#### WORK TO DO:
Check every line in the records below for the word "only" and report how many have it, nothing more.

#### DATA TO PROCESS:
** Start **

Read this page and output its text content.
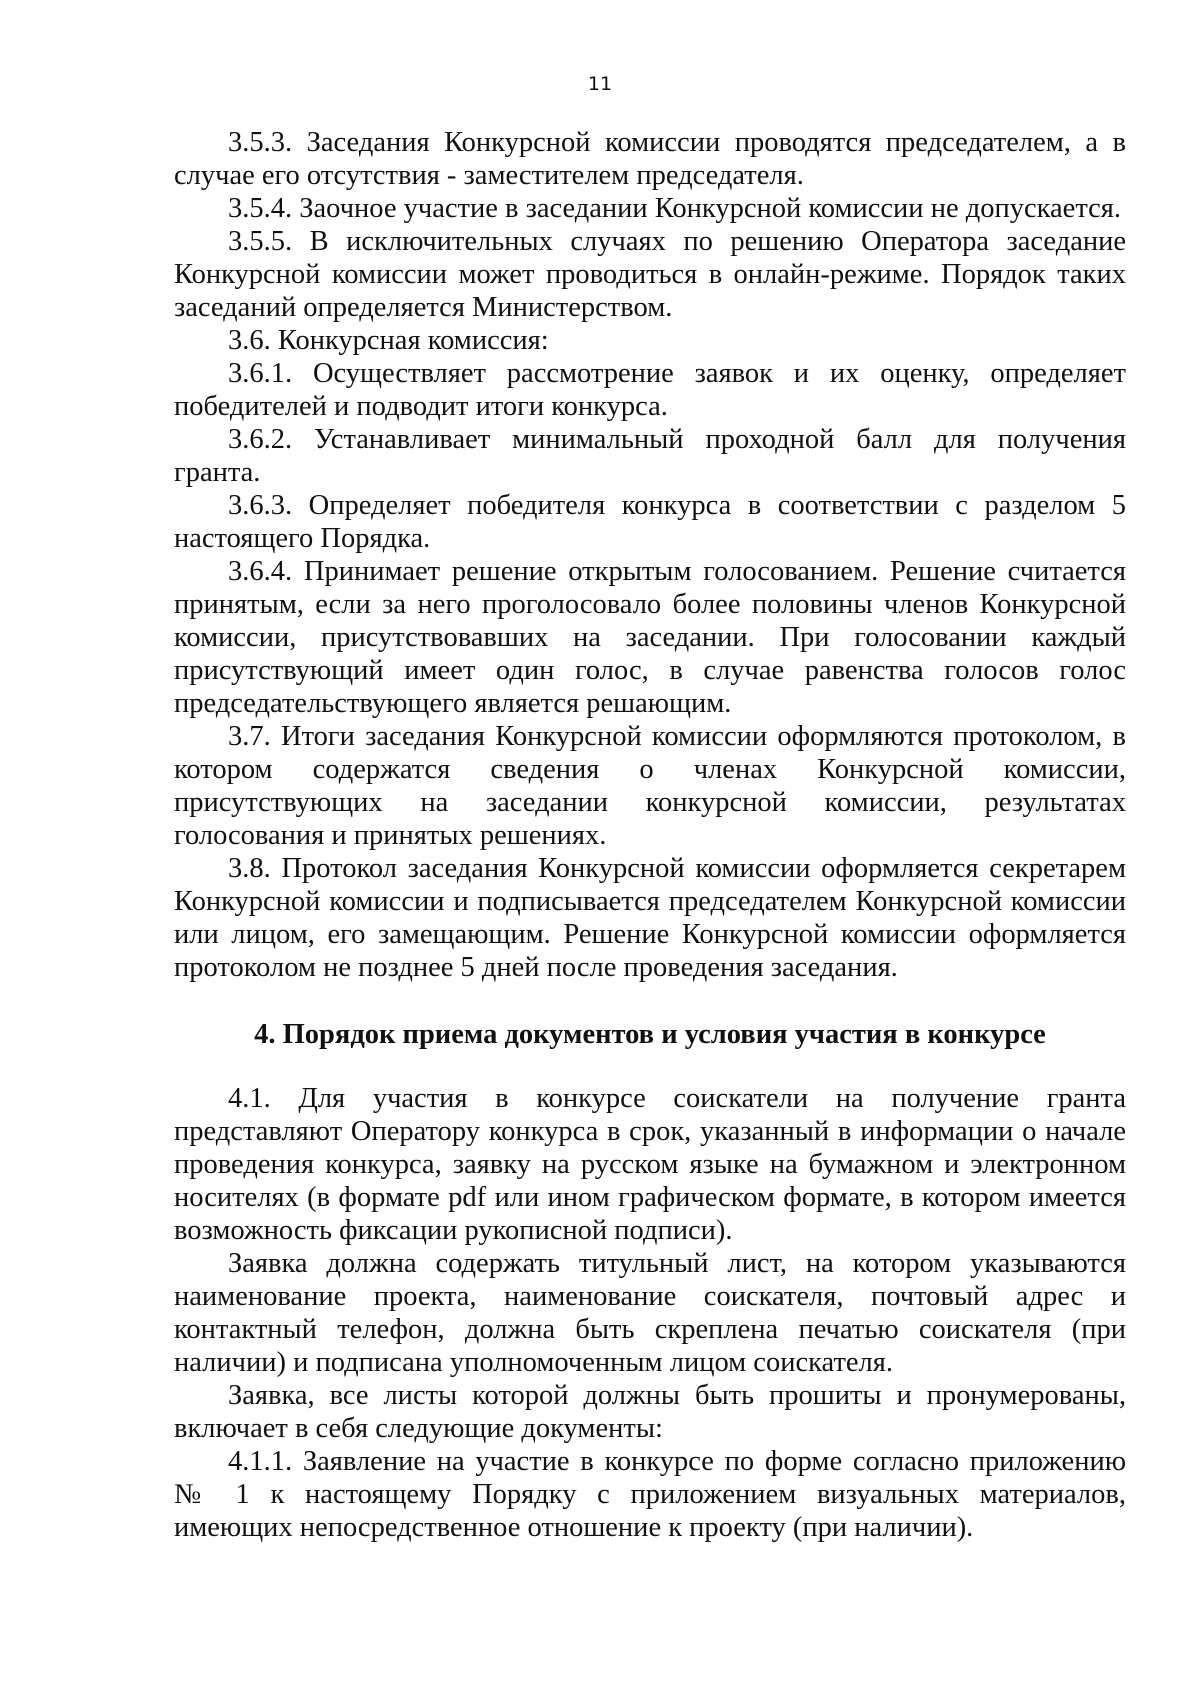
11

3.5.3. Заседания Конкурсной комиссии проводятся председателем, а в случае его отсутствия - заместителем председателя.

3.5.4. Заочное участие в заседании Конкурсной комиссии не допускается.

3.5.5. В исключительных случаях по решению Оператора заседание Конкурсной комиссии может проводиться в онлайн-режиме. Порядок таких заседаний определяется Министерством.

3.6. Конкурсная комиссия:

3.6.1. Осуществляет рассмотрение заявок и их оценку, определяет победителей и подводит итоги конкурса.

3.6.2. Устанавливает минимальный проходной балл для получения гранта.

3.6.3. Определяет победителя конкурса в соответствии с разделом 5 настоящего Порядка.

3.6.4. Принимает решение открытым голосованием. Решение считается принятым, если за него проголосовало более половины членов Конкурсной комиссии, присутствовавших на заседании. При голосовании каждый присутствующий имеет один голос, в случае равенства голосов голос председательствующего является решающим.

3.7. Итоги заседания Конкурсной комиссии оформляются протоколом, в котором содержатся сведения о членах Конкурсной комиссии, присутствующих на заседании конкурсной комиссии, результатах голосования и принятых решениях.

3.8. Протокол заседания Конкурсной комиссии оформляется секретарем Конкурсной комиссии и подписывается председателем Конкурсной комиссии или лицом, его замещающим. Решение Конкурсной комиссии оформляется протоколом не позднее 5 дней после проведения заседания.

4. Порядок приема документов и условия участия в конкурсе

4.1. Для участия в конкурсе соискатели на получение гранта представляют Оператору конкурса в срок, указанный в информации о начале проведения конкурса, заявку на русском языке на бумажном и электронном носителях (в формате pdf или ином графическом формате, в котором имеется возможность фиксации рукописной подписи).

Заявка должна содержать титульный лист, на котором указываются наименование проекта, наименование соискателя, почтовый адрес и контактный телефон, должна быть скреплена печатью соискателя (при наличии) и подписана уполномоченным лицом соискателя.

Заявка, все листы которой должны быть прошиты и пронумерованы, включает в себя следующие документы:

4.1.1. Заявление на участие в конкурсе по форме согласно приложению № 1 к настоящему Порядку с приложением визуальных материалов, имеющих непосредственное отношение к проекту (при наличии).
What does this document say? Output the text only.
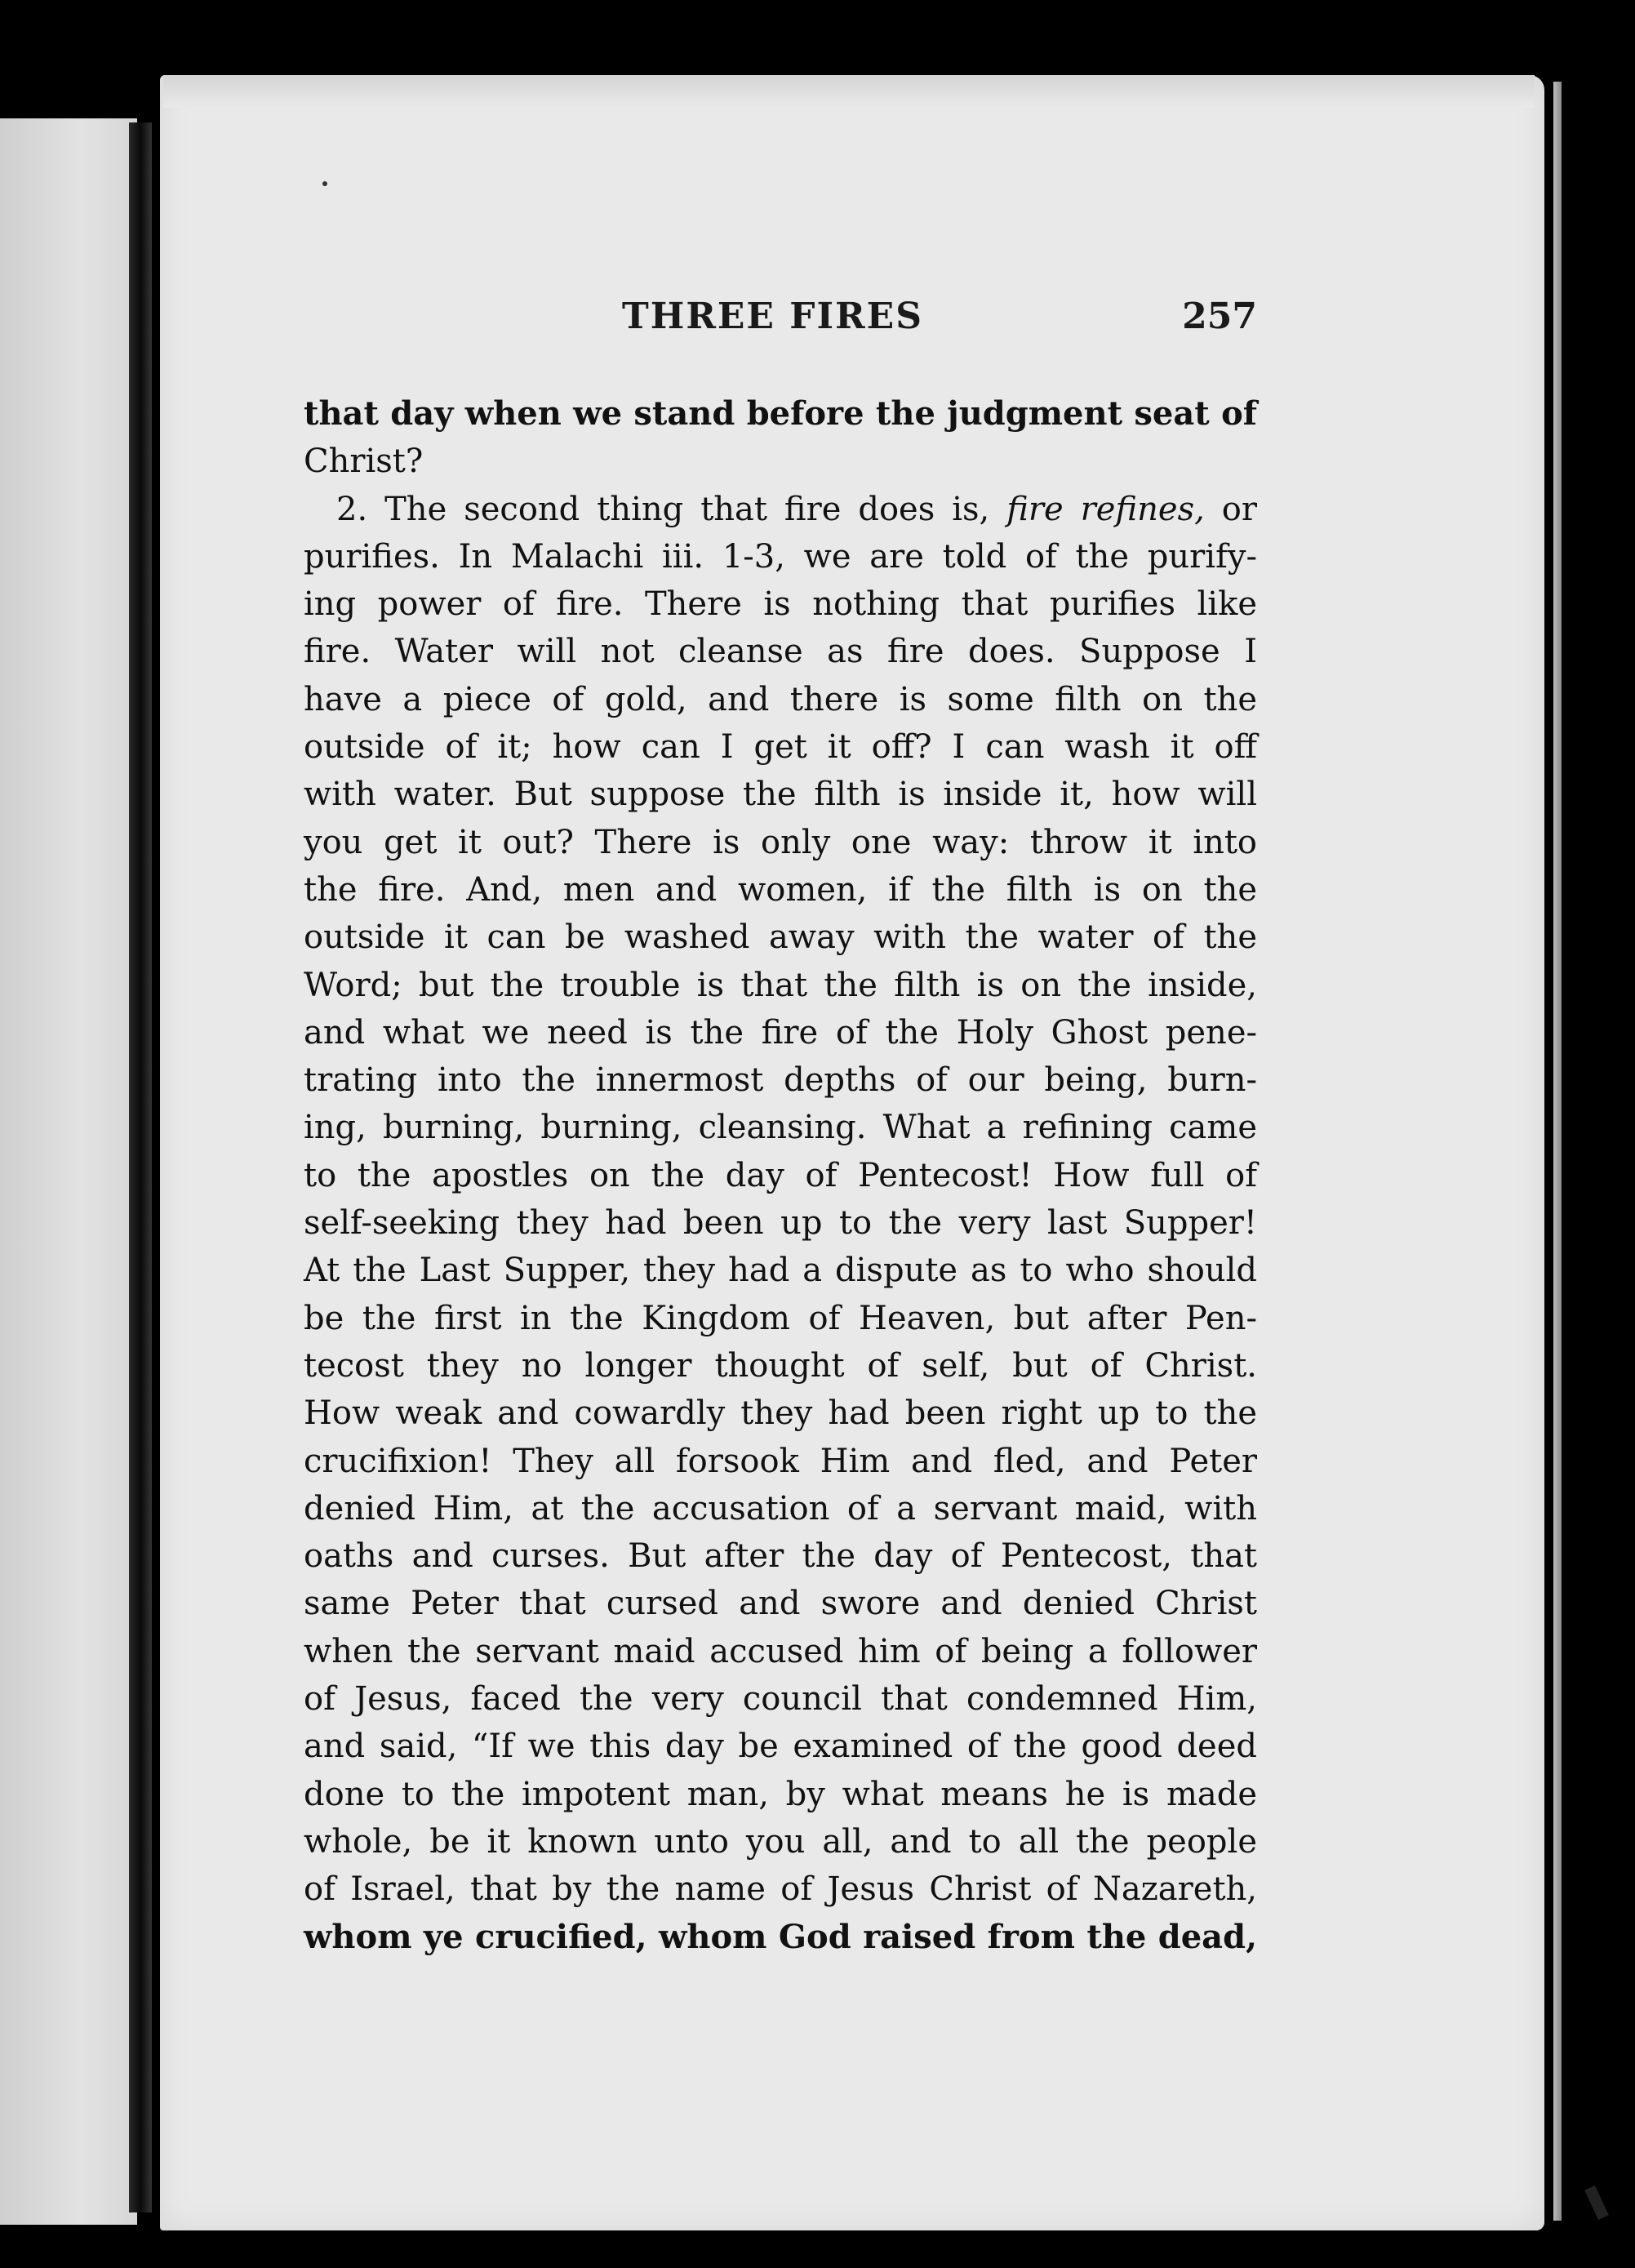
THREE FIRES	257
that day when we stand before the judgment seat of
Christ?
2. The second thing that fire does is, fire refines, or
purifies. In Malachi iii. 1-3, we are told of the purify-
ing power of fire. There is nothing that purifies like
fire. Water will not cleanse as fire does. Suppose I
have a piece of gold, and there is some filth on the
outside of it; how can I get it off? I can wash it off
with water. But suppose the filth is inside it, how will
you get it out? There is only one way: throw it into
the fire. And, men and women, if the filth is on the
outside it can be washed away with the water of the
Word; but the trouble is that the filth is on the inside,
and what we need is the fire of the Holy Ghost pene-
trating into the innermost depths of our being, burn-
ing, burning, burning, cleansing. What a refining came
to the apostles on the day of Pentecost! How full of
self-seeking they had been up to the very last Supper!
At the Last Supper, they had a dispute as to who should
be the first in the Kingdom of Heaven, but after Pen-
tecost they no longer thought of self, but of Christ.
How weak and cowardly they had been right up to the
crucifixion! They all forsook Him and fled, and Peter
denied Him, at the accusation of a servant maid, with
oaths and curses. But after the day of Pentecost, that
same Peter that cursed and swore and denied Christ
when the servant maid accused him of being a follower
of Jesus, faced the very council that condemned Him,
and said, “If we this day be examined of the good deed
done to the impotent man, by what means he is made
whole, be it known unto you all, and to all the people
of Israel, that by the name of Jesus Christ of Nazareth,
whom ye crucified, whom God raised from the dead,
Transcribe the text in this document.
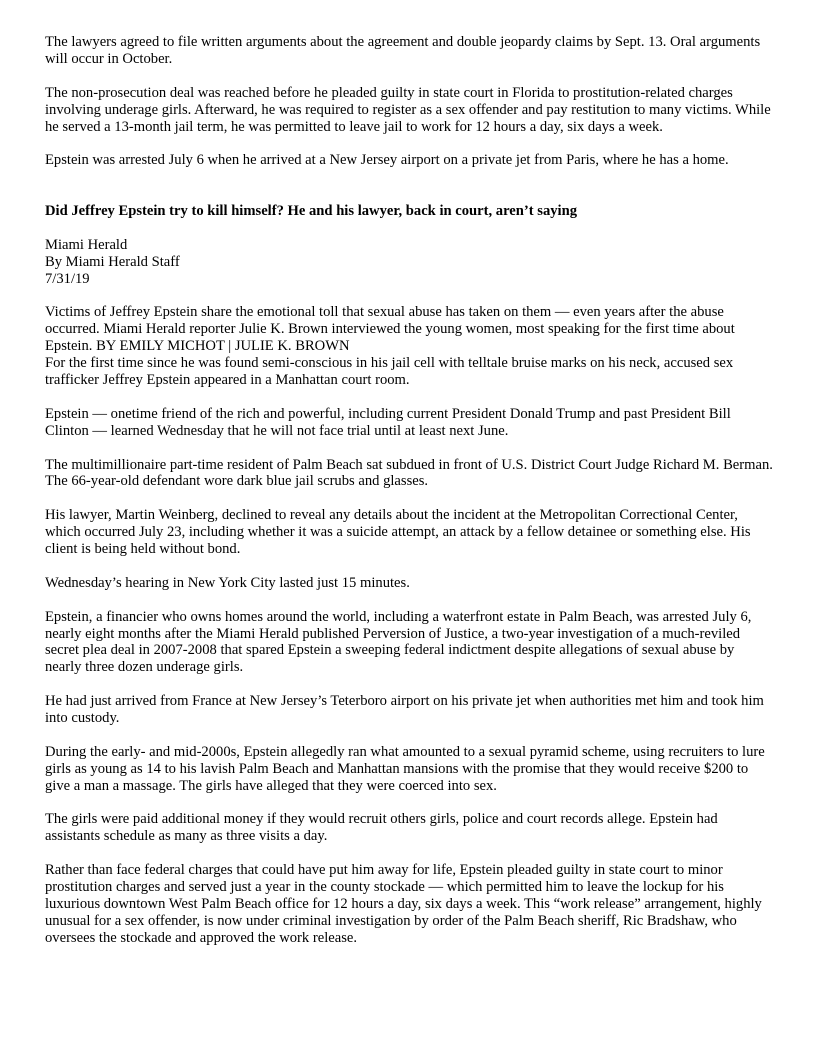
The lawyers agreed to file written arguments about the agreement and double jeopardy claims by Sept. 13. Oral arguments will occur in October.

The non-prosecution deal was reached before he pleaded guilty in state court in Florida to prostitution-related charges involving underage girls. Afterward, he was required to register as a sex offender and pay restitution to many victims. While he served a 13-month jail term, he was permitted to leave jail to work for 12 hours a day, six days a week.

Epstein was arrested July 6 when he arrived at a New Jersey airport on a private jet from Paris, where he has a home.

Did Jeffrey Epstein try to kill himself? He and his lawyer, back in court, aren’t saying

Miami Herald
By Miami Herald Staff
7/31/19

Victims of Jeffrey Epstein share the emotional toll that sexual abuse has taken on them — even years after the abuse occurred. Miami Herald reporter Julie K. Brown interviewed the young women, most speaking for the first time about Epstein. BY EMILY MICHOT | JULIE K. BROWN

For the first time since he was found semi-conscious in his jail cell with telltale bruise marks on his neck, accused sex trafficker Jeffrey Epstein appeared in a Manhattan court room.

Epstein — onetime friend of the rich and powerful, including current President Donald Trump and past President Bill Clinton — learned Wednesday that he will not face trial until at least next June.

The multimillionaire part-time resident of Palm Beach sat subdued in front of U.S. District Court Judge Richard M. Berman. The 66-year-old defendant wore dark blue jail scrubs and glasses.

His lawyer, Martin Weinberg, declined to reveal any details about the incident at the Metropolitan Correctional Center, which occurred July 23, including whether it was a suicide attempt, an attack by a fellow detainee or something else. His client is being held without bond.

Wednesday’s hearing in New York City lasted just 15 minutes.

Epstein, a financier who owns homes around the world, including a waterfront estate in Palm Beach, was arrested July 6, nearly eight months after the Miami Herald published Perversion of Justice, a two-year investigation of a much-reviled secret plea deal in 2007-2008 that spared Epstein a sweeping federal indictment despite allegations of sexual abuse by nearly three dozen underage girls.

He had just arrived from France at New Jersey’s Teterboro airport on his private jet when authorities met him and took him into custody.

During the early- and mid-2000s, Epstein allegedly ran what amounted to a sexual pyramid scheme, using recruiters to lure girls as young as 14 to his lavish Palm Beach and Manhattan mansions with the promise that they would receive $200 to give a man a massage. The girls have alleged that they were coerced into sex.

The girls were paid additional money if they would recruit others girls, police and court records allege. Epstein had assistants schedule as many as three visits a day.

Rather than face federal charges that could have put him away for life, Epstein pleaded guilty in state court to minor prostitution charges and served just a year in the county stockade — which permitted him to leave the lockup for his luxurious downtown West Palm Beach office for 12 hours a day, six days a week. This “work release” arrangement, highly unusual for a sex offender, is now under criminal investigation by order of the Palm Beach sheriff, Ric Bradshaw, who oversees the stockade and approved the work release.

** End **

#### ANSWER TO THE PROBLEM:
2